→ The task
Quote the lines below from the one containing "Output the text content of this document." to the final line, both ends included; exclude the pictures.

─── Given information ───

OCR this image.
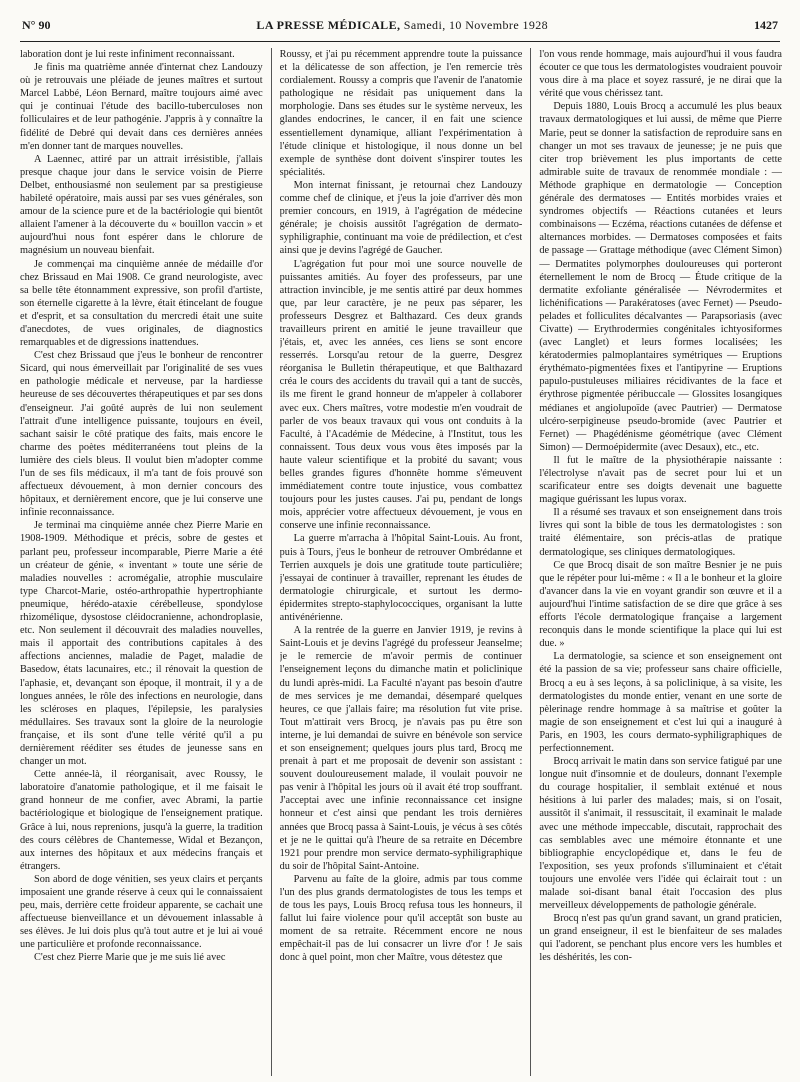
N° 90	LA PRESSE MÉDICALE, Samedi, 10 Novembre 1928	1427

laboration dont je lui reste infiniment reconnaissant.

Je finis ma quatrième année d'internat chez Landouzy où je retrouvais une pléiade de jeunes maîtres et surtout Marcel Labbé, Léon Bernard, maître toujours aimé avec qui je continuai l'étude des bacillo-tuberculoses non folliculaires et de leur pathogénie. J'appris à y connaître la fidélité de Debré qui devait dans ces dernières années m'en donner tant de marques nouvelles.

A Laennec, attiré par un attrait irrésistible, j'allais presque chaque jour dans le service voisin de Pierre Delbet, enthousiasmé non seulement par sa prestigieuse habileté opératoire, mais aussi par ses vues générales, son amour de la science pure et de la bactériologie qui bientôt allaient l'amener à la découverte du « bouillon vaccin » et aujourd'hui nous font espérer dans le chlorure de magnésium un nouveau bienfait.

Je commençai ma cinquième année de médaille d'or chez Brissaud en Mai 1908. Ce grand neurologiste, avec sa belle tête étonnamment expressive, son profil d'artiste, son éternelle cigarette à la lèvre, était étincelant de fougue et d'esprit, et sa consultation du mercredi était une suite d'anecdotes, de vues originales, de diagnostics remarquables et de digressions inattendues.

C'est chez Brissaud que j'eus le bonheur de rencontrer Sicard, qui nous émerveillait par l'originalité de ses vues en pathologie médicale et nerveuse, par la hardiesse heureuse de ses découvertes thérapeutiques et par ses dons d'enseigneur. J'ai goûté auprès de lui non seulement l'attrait d'une intelligence puissante, toujours en éveil, sachant saisir le côté pratique des faits, mais encore le charme des poètes méditerranéens tout pleins de la lumière des ciels bleus. Il voulut bien m'adopter comme l'un de ses fils médicaux, il m'a tant de fois prouvé son affectueux dévouement, à mon dernier concours des hôpitaux, et dernièrement encore, que je lui conserve une infinie reconnaissance.

Je terminai ma cinquième année chez Pierre Marie en 1908-1909. Méthodique et précis, sobre de gestes et parlant peu, professeur incomparable, Pierre Marie a été un créateur de génie, « inventant » toute une série de maladies nouvelles : acromégalie, atrophie musculaire type Charcot-Marie, ostéo-arthropathie hypertrophiante pneumique, hérédo-ataxie cérébelleuse, spondylose rhizomélique, dysostose cléidocranienne, achondroplasie, etc. Non seulement il découvrait des maladies nouvelles, mais il apportait des contributions capitales à des affections anciennes, maladie de Paget, maladie de Basedow, états lacunaires, etc.; il rénovait la question de l'aphasie, et, devançant son époque, il montrait, il y a de longues années, le rôle des infections en neurologie, dans les scléroses en plaques, l'épilepsie, les paralysies médullaires. Ses travaux sont la gloire de la neurologie française, et ils sont d'une telle vérité qu'il a pu dernièrement rééditer ses études de jeunesse sans en changer un mot.

Cette année-là, il réorganisait, avec Roussy, le laboratoire d'anatomie pathologique, et il me faisait le grand honneur de me confier, avec Abrami, la partie bactériologique et biologique de l'enseignement pratique. Grâce à lui, nous reprenions, jusqu'à la guerre, la tradition des cours célèbres de Chantemesse, Widal et Bezançon, aux internes des hôpitaux et aux médecins français et étrangers.

Son abord de doge vénitien, ses yeux clairs et perçants imposaient une grande réserve à ceux qui le connaissaient peu, mais, derrière cette froideur apparente, se cachait une affectueuse bienveillance et un dévouement inlassable à ses élèves. Je lui dois plus qu'à tout autre et je lui ai voué une particulière et profonde reconnaissance.

C'est chez Pierre Marie que je me suis lié avec

Roussy, et j'ai pu récemment apprendre toute la puissance et la délicatesse de son affection, je l'en remercie très cordialement. Roussy a compris que l'avenir de l'anatomie pathologique ne résidait pas uniquement dans la morphologie. Dans ses études sur le système nerveux, les glandes endocrines, le cancer, il en fait une science essentiellement dynamique, alliant l'expérimentation à l'étude clinique et histologique, il nous donne un bel exemple de synthèse dont doivent s'inspirer toutes les spécialités.

Mon internat finissant, je retournai chez Landouzy comme chef de clinique, et j'eus la joie d'arriver dès mon premier concours, en 1919, à l'agrégation de médecine générale; je choisis aussitôt l'agrégation de dermato-syphiligraphie, continuant ma voie de prédilection, et c'est ainsi que je devins l'agrégé de Gaucher.

L'agrégation fut pour moi une source nouvelle de puissantes amitiés. Au foyer des professeurs, par une attraction invincible, je me sentis attiré par deux hommes que, par leur caractère, je ne peux pas séparer, les professeurs Desgrez et Balthazard. Ces deux grands travailleurs prirent en amitié le jeune travailleur que j'étais, et, avec les années, ces liens se sont encore resserrés. Lorsqu'au retour de la guerre, Desgrez réorganisa le Bulletin thérapeutique, et que Balthazard créa le cours des accidents du travail qui a tant de succès, ils me firent le grand honneur de m'appeler à collaborer avec eux. Chers maîtres, votre modestie m'en voudrait de parler de vos beaux travaux qui vous ont conduits à la Faculté, à l'Académie de Médecine, à l'Institut, tous les connaissent. Tous deux vous vous êtes imposés par la haute valeur scientifique et la probité du savant; vous belles grandes figures d'honnête homme s'émeuvent immédiatement contre toute injustice, vous combattez toujours pour les justes causes. J'ai pu, pendant de longs mois, apprécier votre affectueux dévouement, je vous en conserve une infinie reconnaissance.

La guerre m'arracha à l'hôpital Saint-Louis. Au front, puis à Tours, j'eus le bonheur de retrouver Ombrédanne et Terrien auxquels je dois une gratitude toute particulière; j'essayai de continuer à travailler, reprenant les études de dermatologie chirurgicale, et surtout les dermo-épidermites strepto-staphylococciques, organisant la lutte antivénérienne.

A la rentrée de la guerre en Janvier 1919, je revins à Saint-Louis et je devins l'agrégé du professeur Jeanselme; je le remercie de m'avoir permis de continuer l'enseignement leçons du dimanche matin et policlinique du lundi après-midi. La Faculté n'ayant pas besoin d'autre de mes services je me demandai, désemparé quelques heures, ce que j'allais faire; ma résolution fut vite prise. Tout m'attirait vers Brocq, je n'avais pas pu être son interne, je lui demandai de suivre en bénévole son service et son enseignement; quelques jours plus tard, Brocq me prenait à part et me proposait de devenir son assistant : souvent douloureusement malade, il voulait pouvoir ne pas venir à l'hôpital les jours où il avait été trop souffrant. J'acceptai avec une infinie reconnaissance cet insigne honneur et c'est ainsi que pendant les trois dernières années que Brocq passa à Saint-Louis, je vécus à ses côtés et je ne le quittai qu'à l'heure de sa retraite en Décembre 1921 pour prendre mon service dermato-syphiligraphique du soir de l'hôpital Saint-Antoine.

Parvenu au faîte de la gloire, admis par tous comme l'un des plus grands dermatologistes de tous les temps et de tous les pays, Louis Brocq refusa tous les honneurs, il fallut lui faire violence pour qu'il acceptât son buste au moment de sa retraite. Récemment encore ne nous empêchait-il pas de lui consacrer un livre d'or ! Je sais donc à quel point, mon cher Maître, vous détestez que

l'on vous rende hommage, mais aujourd'hui il vous faudra écouter ce que tous les dermatologistes voudraient pouvoir vous dire à ma place et soyez rassuré, je ne dirai que la vérité que vous chérissez tant.

Depuis 1880, Louis Brocq a accumulé les plus beaux travaux dermatologiques et lui aussi, de même que Pierre Marie, peut se donner la satisfaction de reproduire sans en changer un mot ses travaux de jeunesse; je ne puis que citer trop brièvement les plus importants de cette admirable suite de travaux de renommée mondiale : — Méthode graphique en dermatologie — Conception générale des dermatoses — Entités morbides vraies et syndromes objectifs — Réactions cutanées et leurs combinaisons — Eczéma, réactions cutanées de défense et alternances morbides. — Dermatoses composées et faits de passage — Grattage méthodique (avec Clément Simon) — Dermatites polymorphes douloureuses qui porteront éternellement le nom de Brocq — Étude critique de la dermatite exfoliante généralisée — Névrodermites et lichénifications — Parakératoses (avec Fernet) — Pseudo-pelades et folliculites décalvantes — Parapsoriasis (avec Civatte) — Erythrodermies congénitales ichtyosiformes (avec Langlet) et leurs formes localisées; les kératodermies palmoplantaires symétriques — Eruptions érythémato-pigmentées fixes et l'antipyrine — Eruptions papulo-pustuleuses miliaires récidivantes de la face et érythrose pigmentée péribuccale — Glossites losangiques médianes et angiolupoïde (avec Pautrier) — Dermatose ulcéro-serpigineuse pseudo-bromide (avec Pautrier et Fernet) — Phagédénisme géométrique (avec Clément Simon) — Dermoépidermite (avec Desaux), etc., etc.

Il fut le maître de la physiothérapie naissante : l'électrolyse n'avait pas de secret pour lui et un scarificateur entre ses doigts devenait une baguette magique guérissant les lupus vorax.

Il a résumé ses travaux et son enseignement dans trois livres qui sont la bible de tous les dermatologistes : son traité élémentaire, son précis-atlas de pratique dermatologique, ses cliniques dermatologiques.

Ce que Brocq disait de son maître Besnier je ne puis que le répéter pour lui-même : « Il a le bonheur et la gloire d'avancer dans la vie en voyant grandir son œuvre et il a aujourd'hui l'intime satisfaction de se dire que grâce à ses efforts l'école dermatologique française a largement reconquis dans le monde scientifique la place qui lui est due. »

La dermatologie, sa science et son enseignement ont été la passion de sa vie; professeur sans chaire officielle, Brocq a eu à ses leçons, à sa policlinique, à sa visite, les dermatologistes du monde entier, venant en une sorte de pèlerinage rendre hommage à sa maîtrise et goûter la magie de son enseignement et c'est lui qui a inauguré à Paris, en 1903, les cours dermato-syphiligraphiques de perfectionnement.

Brocq arrivait le matin dans son service fatigué par une longue nuit d'insomnie et de douleurs, donnant l'exemple du courage hospitalier, il semblait exténué et nous hésitions à lui parler des malades; mais, si on l'osait, aussitôt il s'animait, il ressuscitait, il examinait le malade avec une méthode impeccable, discutait, rapprochait des cas semblables avec une mémoire étonnante et une bibliographie encyclopédique et, dans le feu de l'exposition, ses yeux profonds s'illuminaient et c'était toujours une envolée vers l'idée qui éclairait tout : un malade soi-disant banal était l'occasion des plus merveilleux développements de pathologie générale.

Brocq n'est pas qu'un grand savant, un grand praticien, un grand enseigneur, il est le bienfaiteur de ses malades qui l'adorent, se penchant plus encore vers les humbles et les déshérités, les con-
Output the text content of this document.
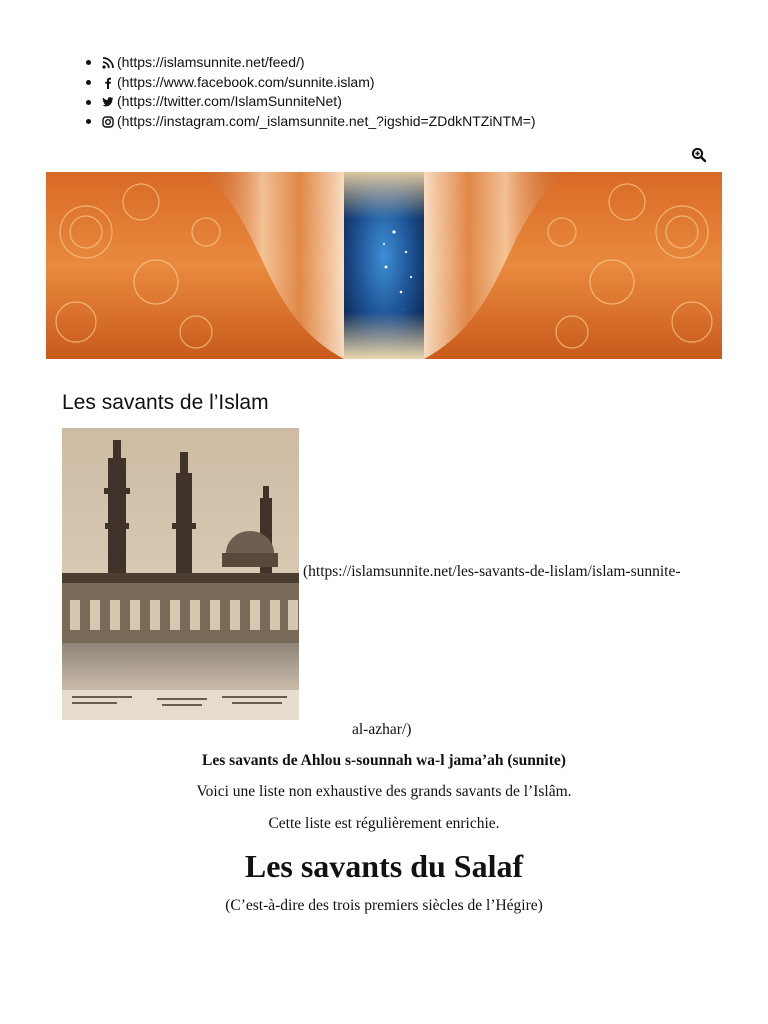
(https://islamsunnite.net/feed/)
(https://www.facebook.com/sunnite.islam)
(https://twitter.com/IslamSunniteNet)
(https://instagram.com/_islamsunnite.net_?igshid=ZDdkNTZiNTM=)
Les savants de l’Islam
(https://islamsunnite.net/les-savants-de-lislam/islam-sunnite-
al-azhar/)
Les savants de Ahlou s-sounnah wa-l jama’ah (sunnite)
Voici une liste non exhaustive des grands savants de l’Islâm.
Cette liste est régulièrement enrichie.
Les savants du Salaf
(C’est-à-dire des trois premiers siècles de l’Hégire)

───

→ Answer for the task
Output the text content of this document.
(https://islamsunnite.net/feed/)
(https://www.facebook.com/sunnite.islam)
(https://twitter.com/IslamSunniteNet)
(https://instagram.com/_islamsunnite.net_?igshid=ZDdkNTZiNTM=)
Les savants de l’Islam
(https://islamsunnite.net/les-savants-de-lislam/islam-sunnite-
al-azhar/)
Les savants de Ahlou s-sounnah wa-l jama’ah (sunnite)
Voici une liste non exhaustive des grands savants de l’Islâm.
Cette liste est régulièrement enrichie.
Les savants du Salaf
(C’est-à-dire des trois premiers siècles de l’Hégire)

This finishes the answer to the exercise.